• **Written problem**
Scan the material below for lines with the word "Украины" and report how many there are, with nothing added.

• **Supplied material**
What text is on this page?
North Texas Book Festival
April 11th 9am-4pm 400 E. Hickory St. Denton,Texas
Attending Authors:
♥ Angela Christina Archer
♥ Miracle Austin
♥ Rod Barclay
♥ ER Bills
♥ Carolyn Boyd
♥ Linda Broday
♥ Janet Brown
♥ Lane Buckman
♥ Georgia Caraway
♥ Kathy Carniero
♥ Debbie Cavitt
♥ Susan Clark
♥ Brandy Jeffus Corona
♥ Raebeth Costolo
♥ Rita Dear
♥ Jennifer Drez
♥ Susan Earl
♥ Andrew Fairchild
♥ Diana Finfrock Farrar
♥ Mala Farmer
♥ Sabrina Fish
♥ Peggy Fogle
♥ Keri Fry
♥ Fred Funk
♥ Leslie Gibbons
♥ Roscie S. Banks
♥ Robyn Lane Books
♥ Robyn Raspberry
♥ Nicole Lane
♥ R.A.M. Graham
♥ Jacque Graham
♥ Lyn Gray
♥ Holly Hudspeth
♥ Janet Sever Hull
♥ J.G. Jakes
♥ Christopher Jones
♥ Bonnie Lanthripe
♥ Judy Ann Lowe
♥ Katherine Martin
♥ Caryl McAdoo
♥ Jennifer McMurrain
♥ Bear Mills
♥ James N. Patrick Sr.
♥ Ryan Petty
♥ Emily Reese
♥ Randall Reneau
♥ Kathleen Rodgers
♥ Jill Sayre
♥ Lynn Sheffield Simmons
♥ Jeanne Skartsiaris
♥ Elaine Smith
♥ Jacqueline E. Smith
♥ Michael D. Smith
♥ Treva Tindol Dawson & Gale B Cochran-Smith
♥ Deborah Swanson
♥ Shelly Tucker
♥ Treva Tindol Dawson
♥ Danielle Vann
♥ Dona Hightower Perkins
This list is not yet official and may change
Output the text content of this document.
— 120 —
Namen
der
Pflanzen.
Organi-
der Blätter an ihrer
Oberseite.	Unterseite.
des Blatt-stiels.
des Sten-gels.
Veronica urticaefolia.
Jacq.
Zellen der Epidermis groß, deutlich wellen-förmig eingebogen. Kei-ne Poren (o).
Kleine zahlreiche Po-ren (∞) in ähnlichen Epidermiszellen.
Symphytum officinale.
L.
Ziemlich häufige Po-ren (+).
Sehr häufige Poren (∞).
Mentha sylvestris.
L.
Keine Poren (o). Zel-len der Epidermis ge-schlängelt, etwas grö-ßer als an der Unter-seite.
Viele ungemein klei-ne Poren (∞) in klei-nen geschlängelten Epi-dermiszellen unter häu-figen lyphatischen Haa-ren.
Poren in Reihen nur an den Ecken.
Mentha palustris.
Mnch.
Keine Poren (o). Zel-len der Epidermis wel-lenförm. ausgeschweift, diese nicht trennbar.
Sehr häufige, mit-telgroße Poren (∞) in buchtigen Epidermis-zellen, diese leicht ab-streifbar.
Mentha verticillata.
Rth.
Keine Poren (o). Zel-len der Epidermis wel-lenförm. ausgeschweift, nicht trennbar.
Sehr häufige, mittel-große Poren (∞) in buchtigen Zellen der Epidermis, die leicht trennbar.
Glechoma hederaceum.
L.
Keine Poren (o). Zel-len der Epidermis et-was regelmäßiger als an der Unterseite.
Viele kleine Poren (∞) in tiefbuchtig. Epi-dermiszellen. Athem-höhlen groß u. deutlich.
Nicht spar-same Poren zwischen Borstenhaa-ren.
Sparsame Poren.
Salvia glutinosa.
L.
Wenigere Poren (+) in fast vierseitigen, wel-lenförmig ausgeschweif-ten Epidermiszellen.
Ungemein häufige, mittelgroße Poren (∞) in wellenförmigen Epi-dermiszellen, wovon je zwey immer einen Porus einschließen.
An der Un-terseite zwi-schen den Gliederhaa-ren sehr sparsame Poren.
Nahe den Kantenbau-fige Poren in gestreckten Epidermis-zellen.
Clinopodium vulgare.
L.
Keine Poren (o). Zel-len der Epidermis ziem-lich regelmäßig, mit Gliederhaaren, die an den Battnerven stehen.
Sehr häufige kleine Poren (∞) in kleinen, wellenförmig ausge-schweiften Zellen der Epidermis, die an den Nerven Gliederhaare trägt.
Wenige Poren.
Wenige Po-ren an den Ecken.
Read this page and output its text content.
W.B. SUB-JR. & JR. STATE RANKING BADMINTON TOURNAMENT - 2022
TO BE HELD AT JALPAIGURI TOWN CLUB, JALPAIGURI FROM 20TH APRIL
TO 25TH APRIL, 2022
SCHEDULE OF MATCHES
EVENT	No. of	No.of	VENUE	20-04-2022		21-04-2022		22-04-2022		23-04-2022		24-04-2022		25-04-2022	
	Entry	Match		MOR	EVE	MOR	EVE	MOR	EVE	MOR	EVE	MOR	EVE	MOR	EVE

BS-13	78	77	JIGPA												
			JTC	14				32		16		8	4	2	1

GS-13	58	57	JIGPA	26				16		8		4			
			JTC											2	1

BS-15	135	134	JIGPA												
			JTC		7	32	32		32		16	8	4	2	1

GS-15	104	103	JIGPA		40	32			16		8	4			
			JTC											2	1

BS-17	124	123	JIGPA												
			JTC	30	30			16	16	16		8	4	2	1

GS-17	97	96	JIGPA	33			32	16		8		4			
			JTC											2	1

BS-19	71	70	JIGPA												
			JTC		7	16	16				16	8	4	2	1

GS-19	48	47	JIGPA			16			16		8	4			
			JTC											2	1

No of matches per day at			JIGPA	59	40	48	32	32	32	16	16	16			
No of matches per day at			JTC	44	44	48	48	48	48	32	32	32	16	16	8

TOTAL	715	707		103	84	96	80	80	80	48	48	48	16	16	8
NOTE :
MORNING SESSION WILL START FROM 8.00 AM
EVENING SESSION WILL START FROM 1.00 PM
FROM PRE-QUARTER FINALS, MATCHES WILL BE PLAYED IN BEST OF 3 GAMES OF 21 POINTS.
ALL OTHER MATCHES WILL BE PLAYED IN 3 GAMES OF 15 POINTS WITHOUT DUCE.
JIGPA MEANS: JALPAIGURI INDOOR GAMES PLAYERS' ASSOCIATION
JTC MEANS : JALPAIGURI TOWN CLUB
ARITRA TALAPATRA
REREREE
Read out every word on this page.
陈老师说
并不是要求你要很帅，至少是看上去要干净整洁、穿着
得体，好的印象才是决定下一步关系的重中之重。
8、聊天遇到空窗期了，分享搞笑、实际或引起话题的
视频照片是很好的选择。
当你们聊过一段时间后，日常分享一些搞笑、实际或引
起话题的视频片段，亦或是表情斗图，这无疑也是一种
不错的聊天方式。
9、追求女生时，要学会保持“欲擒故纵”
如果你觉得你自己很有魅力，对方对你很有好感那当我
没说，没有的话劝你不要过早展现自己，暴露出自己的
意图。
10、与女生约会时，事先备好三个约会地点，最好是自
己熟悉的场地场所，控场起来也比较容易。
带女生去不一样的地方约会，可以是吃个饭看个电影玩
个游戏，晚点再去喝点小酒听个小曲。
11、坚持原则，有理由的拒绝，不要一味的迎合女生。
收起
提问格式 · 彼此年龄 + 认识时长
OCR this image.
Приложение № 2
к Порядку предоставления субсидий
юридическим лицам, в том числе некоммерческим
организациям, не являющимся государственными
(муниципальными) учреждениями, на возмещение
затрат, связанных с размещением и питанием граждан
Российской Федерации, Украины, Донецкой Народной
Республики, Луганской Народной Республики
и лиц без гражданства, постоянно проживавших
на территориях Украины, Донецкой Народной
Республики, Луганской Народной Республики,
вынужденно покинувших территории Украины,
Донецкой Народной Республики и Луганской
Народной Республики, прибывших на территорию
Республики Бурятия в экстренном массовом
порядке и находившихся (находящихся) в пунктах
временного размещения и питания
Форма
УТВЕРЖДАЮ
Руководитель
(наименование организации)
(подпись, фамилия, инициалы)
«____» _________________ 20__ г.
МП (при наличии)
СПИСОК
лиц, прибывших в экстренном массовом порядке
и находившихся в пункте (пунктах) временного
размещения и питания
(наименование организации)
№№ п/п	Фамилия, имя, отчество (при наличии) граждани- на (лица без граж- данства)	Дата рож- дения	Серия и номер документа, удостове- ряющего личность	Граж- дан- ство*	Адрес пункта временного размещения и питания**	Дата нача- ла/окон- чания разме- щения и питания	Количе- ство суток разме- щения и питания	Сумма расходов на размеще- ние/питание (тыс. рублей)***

• **Solved problem**
3